Records from a collection of figures
* * * * * * *

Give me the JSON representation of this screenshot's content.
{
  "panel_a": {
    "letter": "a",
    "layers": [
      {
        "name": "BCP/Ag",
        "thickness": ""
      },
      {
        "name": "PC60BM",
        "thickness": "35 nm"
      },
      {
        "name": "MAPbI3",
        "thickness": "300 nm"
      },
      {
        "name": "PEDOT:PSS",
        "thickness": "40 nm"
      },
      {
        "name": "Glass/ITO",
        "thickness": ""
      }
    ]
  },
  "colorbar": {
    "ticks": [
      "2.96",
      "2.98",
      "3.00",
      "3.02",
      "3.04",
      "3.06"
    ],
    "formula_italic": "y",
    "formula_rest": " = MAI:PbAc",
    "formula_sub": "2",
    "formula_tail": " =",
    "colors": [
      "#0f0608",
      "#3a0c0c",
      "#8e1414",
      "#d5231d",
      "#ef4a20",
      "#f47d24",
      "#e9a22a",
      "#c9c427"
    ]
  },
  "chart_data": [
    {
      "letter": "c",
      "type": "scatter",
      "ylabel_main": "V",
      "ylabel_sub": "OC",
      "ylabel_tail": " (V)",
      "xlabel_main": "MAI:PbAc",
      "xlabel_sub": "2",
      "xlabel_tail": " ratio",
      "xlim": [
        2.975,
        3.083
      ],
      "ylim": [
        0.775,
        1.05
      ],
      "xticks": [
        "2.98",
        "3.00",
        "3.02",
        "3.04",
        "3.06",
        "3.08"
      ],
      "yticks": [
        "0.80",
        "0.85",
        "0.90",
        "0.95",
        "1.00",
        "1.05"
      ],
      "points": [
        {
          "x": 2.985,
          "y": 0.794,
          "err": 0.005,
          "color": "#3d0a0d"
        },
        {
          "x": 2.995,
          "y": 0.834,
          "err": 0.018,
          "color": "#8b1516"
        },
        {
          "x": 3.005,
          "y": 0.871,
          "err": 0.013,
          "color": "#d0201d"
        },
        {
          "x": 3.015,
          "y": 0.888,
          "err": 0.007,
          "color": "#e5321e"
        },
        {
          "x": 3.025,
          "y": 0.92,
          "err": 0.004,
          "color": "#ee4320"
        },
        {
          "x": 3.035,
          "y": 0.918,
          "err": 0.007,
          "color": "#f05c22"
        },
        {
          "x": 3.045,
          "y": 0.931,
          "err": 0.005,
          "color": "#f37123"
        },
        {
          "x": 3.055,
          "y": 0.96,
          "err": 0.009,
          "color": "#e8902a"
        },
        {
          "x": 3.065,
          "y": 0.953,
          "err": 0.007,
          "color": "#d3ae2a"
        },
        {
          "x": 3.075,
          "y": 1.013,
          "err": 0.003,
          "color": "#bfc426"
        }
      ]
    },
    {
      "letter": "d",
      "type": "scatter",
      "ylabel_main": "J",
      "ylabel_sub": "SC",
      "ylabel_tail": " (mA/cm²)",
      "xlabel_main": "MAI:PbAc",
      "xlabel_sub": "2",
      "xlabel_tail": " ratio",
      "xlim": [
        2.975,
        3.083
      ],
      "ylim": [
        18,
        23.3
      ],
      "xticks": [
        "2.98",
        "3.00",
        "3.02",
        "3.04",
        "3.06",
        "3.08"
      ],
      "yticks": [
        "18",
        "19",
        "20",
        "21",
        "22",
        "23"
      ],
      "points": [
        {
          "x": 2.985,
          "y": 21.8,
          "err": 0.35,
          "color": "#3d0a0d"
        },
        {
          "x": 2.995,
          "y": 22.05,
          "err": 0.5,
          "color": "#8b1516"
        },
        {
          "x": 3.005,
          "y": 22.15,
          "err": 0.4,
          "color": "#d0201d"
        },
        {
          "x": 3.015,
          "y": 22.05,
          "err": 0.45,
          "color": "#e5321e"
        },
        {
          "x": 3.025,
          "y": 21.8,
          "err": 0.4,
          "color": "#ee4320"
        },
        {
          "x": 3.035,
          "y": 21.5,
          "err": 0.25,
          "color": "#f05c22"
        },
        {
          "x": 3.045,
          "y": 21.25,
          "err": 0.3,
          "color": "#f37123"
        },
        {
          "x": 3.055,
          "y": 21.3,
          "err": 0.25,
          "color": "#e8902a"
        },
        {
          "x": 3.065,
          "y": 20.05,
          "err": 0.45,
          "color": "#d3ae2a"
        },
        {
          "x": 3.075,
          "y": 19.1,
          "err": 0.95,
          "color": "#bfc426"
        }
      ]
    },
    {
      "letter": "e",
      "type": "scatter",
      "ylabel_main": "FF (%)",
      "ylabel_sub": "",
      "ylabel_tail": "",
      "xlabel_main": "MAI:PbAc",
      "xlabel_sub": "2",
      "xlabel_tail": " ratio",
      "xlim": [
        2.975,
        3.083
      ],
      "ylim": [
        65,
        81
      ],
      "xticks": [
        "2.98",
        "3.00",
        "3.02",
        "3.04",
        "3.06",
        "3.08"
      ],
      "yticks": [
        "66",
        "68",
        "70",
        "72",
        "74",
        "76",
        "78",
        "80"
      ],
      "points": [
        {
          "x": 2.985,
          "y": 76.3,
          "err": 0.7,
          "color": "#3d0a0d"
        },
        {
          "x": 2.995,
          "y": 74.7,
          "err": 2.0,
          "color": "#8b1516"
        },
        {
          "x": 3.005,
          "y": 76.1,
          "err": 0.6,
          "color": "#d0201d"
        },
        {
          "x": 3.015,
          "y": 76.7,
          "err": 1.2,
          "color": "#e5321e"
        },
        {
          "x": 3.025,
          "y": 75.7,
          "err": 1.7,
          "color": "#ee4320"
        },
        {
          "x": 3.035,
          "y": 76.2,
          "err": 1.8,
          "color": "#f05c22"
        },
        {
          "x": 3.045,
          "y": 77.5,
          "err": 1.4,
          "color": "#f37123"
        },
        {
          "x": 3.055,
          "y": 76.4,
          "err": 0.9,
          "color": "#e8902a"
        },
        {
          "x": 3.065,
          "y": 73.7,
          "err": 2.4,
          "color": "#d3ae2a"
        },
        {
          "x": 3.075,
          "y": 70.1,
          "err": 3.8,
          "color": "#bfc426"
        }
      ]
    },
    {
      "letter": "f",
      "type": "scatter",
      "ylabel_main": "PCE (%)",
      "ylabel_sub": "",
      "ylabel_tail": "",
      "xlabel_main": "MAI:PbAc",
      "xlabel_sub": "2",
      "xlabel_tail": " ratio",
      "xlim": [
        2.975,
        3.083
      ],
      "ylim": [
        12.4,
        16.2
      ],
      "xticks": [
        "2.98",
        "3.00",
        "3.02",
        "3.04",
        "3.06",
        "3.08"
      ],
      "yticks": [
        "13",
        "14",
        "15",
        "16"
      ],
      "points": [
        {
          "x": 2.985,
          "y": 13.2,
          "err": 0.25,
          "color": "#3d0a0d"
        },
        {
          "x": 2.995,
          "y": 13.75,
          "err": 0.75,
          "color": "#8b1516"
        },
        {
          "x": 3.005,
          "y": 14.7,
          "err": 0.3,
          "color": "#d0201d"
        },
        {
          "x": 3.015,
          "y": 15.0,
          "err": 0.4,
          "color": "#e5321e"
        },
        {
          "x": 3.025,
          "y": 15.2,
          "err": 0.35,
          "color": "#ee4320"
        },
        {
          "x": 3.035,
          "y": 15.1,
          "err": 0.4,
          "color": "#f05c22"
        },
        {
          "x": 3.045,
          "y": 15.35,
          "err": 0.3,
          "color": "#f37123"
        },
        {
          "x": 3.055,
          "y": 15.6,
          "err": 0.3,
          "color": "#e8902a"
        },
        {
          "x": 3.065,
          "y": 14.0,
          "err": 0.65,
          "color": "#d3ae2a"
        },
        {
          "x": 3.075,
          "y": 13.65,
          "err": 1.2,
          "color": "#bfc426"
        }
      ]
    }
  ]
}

* * * * * * *

Identify every line above with the string "thickness" in it. Copy those lines.

        "thickness": ""
        "thickness": "35 nm"
        "thickness": "300 nm"
        "thickness": "40 nm"
        "thickness": ""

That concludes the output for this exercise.